● PROBLEM
Listed below are entries; give the number of lines among them that include "flag", and only that number.

● DATASET ROWS
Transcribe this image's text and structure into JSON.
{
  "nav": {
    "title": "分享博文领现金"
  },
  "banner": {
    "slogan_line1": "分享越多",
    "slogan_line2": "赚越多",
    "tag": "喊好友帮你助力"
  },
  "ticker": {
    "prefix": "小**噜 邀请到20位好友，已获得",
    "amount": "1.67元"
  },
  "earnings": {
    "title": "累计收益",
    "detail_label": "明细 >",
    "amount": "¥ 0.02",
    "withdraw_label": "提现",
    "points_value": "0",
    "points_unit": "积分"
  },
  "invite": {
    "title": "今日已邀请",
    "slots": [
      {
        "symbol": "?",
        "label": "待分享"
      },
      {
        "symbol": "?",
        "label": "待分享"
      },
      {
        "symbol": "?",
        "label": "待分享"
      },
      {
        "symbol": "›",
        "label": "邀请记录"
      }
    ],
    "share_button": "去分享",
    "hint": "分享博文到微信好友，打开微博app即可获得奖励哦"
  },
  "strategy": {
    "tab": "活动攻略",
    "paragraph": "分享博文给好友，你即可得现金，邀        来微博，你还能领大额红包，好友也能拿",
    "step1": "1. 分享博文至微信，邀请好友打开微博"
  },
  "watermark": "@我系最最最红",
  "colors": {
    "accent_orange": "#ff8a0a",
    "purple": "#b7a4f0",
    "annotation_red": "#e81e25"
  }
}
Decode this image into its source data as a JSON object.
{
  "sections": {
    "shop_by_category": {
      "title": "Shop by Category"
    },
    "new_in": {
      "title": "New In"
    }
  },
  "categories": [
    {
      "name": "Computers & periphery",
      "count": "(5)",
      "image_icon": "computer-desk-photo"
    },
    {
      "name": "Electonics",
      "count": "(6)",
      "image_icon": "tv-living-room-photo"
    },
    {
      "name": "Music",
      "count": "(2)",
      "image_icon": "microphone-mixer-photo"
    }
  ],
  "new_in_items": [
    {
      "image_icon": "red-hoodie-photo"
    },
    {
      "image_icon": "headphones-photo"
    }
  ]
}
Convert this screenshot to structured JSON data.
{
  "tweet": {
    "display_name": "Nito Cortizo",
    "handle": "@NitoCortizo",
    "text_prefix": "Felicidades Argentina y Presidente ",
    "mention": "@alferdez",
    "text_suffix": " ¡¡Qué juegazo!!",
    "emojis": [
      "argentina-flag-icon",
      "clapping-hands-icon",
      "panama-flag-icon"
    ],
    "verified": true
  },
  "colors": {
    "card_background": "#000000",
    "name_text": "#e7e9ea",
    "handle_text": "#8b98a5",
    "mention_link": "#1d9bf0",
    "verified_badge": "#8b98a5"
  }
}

● EXPECTED ANSWER
2